[Saved data entries]
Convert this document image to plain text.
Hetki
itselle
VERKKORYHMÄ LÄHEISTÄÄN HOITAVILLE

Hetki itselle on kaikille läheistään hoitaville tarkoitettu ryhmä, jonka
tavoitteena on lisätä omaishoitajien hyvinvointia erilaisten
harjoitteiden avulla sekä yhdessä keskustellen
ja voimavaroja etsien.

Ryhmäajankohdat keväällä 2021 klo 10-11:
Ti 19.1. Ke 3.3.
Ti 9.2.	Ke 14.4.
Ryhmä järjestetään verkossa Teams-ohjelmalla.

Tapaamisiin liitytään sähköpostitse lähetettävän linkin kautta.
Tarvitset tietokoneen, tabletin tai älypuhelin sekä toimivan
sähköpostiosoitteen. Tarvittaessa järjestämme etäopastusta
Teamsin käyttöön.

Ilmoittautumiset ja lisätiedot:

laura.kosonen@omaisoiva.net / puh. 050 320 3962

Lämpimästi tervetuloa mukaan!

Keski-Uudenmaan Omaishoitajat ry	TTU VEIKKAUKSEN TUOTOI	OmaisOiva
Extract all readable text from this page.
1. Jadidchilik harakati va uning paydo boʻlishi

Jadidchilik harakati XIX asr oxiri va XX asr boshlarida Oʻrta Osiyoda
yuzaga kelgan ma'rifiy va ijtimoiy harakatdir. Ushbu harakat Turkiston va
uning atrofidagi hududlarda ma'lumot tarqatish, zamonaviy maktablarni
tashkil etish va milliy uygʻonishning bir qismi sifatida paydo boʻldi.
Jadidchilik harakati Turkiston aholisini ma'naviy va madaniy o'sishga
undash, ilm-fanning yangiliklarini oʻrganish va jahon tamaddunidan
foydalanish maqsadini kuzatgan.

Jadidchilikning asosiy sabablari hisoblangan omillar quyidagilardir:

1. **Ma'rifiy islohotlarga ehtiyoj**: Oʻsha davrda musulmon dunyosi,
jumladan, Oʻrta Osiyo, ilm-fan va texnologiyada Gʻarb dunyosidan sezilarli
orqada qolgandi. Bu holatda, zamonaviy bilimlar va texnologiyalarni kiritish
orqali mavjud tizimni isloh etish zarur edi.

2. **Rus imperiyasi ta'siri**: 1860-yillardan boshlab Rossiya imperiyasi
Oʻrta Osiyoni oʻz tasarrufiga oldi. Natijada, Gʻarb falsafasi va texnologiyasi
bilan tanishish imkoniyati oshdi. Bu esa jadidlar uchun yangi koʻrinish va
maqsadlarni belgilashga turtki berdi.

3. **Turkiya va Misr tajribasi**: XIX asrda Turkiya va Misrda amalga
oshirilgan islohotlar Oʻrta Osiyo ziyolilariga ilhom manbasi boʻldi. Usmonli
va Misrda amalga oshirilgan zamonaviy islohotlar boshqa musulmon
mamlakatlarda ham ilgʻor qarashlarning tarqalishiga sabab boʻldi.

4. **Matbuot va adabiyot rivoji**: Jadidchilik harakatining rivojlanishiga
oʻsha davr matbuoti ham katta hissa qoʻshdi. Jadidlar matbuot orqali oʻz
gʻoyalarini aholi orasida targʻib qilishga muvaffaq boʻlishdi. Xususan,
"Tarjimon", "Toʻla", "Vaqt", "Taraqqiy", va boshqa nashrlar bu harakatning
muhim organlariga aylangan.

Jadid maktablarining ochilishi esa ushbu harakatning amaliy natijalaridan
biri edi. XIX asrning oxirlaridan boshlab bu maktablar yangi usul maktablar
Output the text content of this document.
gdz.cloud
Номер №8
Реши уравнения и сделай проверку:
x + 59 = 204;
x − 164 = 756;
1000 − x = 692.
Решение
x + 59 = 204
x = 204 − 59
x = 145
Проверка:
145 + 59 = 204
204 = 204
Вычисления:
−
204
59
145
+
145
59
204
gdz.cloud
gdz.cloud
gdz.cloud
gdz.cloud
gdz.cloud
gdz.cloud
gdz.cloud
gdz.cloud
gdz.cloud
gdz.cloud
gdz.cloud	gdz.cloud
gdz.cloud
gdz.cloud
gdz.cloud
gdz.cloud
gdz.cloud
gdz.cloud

**GIVEN PROBLEM**
Extract every record. Keep wording exact.

**ANSWER TO THIS TASK**
Convert this document image to plain text.
Hetki
itselle
VERKKORYHMÄ LÄHEISTÄÄN HOITAVILLE

Hetki itselle on kaikille läheistään hoitaville tarkoitettu ryhmä, jonka
tavoitteena on lisätä omaishoitajien hyvinvointia erilaisten
harjoitteiden avulla sekä yhdessä keskustellen
ja voimavaroja etsien.

Ryhmäajankohdat keväällä 2021 klo 10-11:
Ti 19.1. Ke 3.3.
Ti 9.2.	Ke 14.4.
Ryhmä järjestetään verkossa Teams-ohjelmalla.

Tapaamisiin liitytään sähköpostitse lähetettävän linkin kautta.
Tarvitset tietokoneen, tabletin tai älypuhelin sekä toimivan
sähköpostiosoitteen. Tarvittaessa järjestämme etäopastusta
Teamsin käyttöön.

Ilmoittautumiset ja lisätiedot:

laura.kosonen@omaisoiva.net / puh. 050 320 3962

Lämpimästi tervetuloa mukaan!

Keski-Uudenmaan Omaishoitajat ry	TTU VEIKKAUKSEN TUOTOI	OmaisOiva
Extract all readable text from this page.
1. Jadidchilik harakati va uning paydo boʻlishi

Jadidchilik harakati XIX asr oxiri va XX asr boshlarida Oʻrta Osiyoda
yuzaga kelgan ma'rifiy va ijtimoiy harakatdir. Ushbu harakat Turkiston va
uning atrofidagi hududlarda ma'lumot tarqatish, zamonaviy maktablarni
tashkil etish va milliy uygʻonishning bir qismi sifatida paydo boʻldi.
Jadidchilik harakati Turkiston aholisini ma'naviy va madaniy o'sishga
undash, ilm-fanning yangiliklarini oʻrganish va jahon tamaddunidan
foydalanish maqsadini kuzatgan.

Jadidchilikning asosiy sabablari hisoblangan omillar quyidagilardir:

1. **Ma'rifiy islohotlarga ehtiyoj**: Oʻsha davrda musulmon dunyosi,
jumladan, Oʻrta Osiyo, ilm-fan va texnologiyada Gʻarb dunyosidan sezilarli
orqada qolgandi. Bu holatda, zamonaviy bilimlar va texnologiyalarni kiritish
orqali mavjud tizimni isloh etish zarur edi.

2. **Rus imperiyasi ta'siri**: 1860-yillardan boshlab Rossiya imperiyasi
Oʻrta Osiyoni oʻz tasarrufiga oldi. Natijada, Gʻarb falsafasi va texnologiyasi
bilan tanishish imkoniyati oshdi. Bu esa jadidlar uchun yangi koʻrinish va
maqsadlarni belgilashga turtki berdi.

3. **Turkiya va Misr tajribasi**: XIX asrda Turkiya va Misrda amalga
oshirilgan islohotlar Oʻrta Osiyo ziyolilariga ilhom manbasi boʻldi. Usmonli
va Misrda amalga oshirilgan zamonaviy islohotlar boshqa musulmon
mamlakatlarda ham ilgʻor qarashlarning tarqalishiga sabab boʻldi.

4. **Matbuot va adabiyot rivoji**: Jadidchilik harakatining rivojlanishiga
oʻsha davr matbuoti ham katta hissa qoʻshdi. Jadidlar matbuot orqali oʻz
gʻoyalarini aholi orasida targʻib qilishga muvaffaq boʻlishdi. Xususan,
"Tarjimon", "Toʻla", "Vaqt", "Taraqqiy", va boshqa nashrlar bu harakatning
muhim organlariga aylangan.

Jadid maktablarining ochilishi esa ushbu harakatning amaliy natijalaridan
biri edi. XIX asrning oxirlaridan boshlab bu maktablar yangi usul maktablar
Output the text content of this document.
gdz.cloud
Номер №8
Реши уравнения и сделай проверку:
x + 59 = 204;
x − 164 = 756;
1000 − x = 692.
Решение
x + 59 = 204
x = 204 − 59
x = 145
Проверка:
145 + 59 = 204
204 = 204
Вычисления:
−
204
59
145
+
145
59
204
gdz.cloud
gdz.cloud
gdz.cloud
gdz.cloud
gdz.cloud
gdz.cloud
gdz.cloud
gdz.cloud
gdz.cloud
gdz.cloud
gdz.cloud	gdz.cloud
gdz.cloud
gdz.cloud
gdz.cloud
gdz.cloud
gdz.cloud
gdz.cloud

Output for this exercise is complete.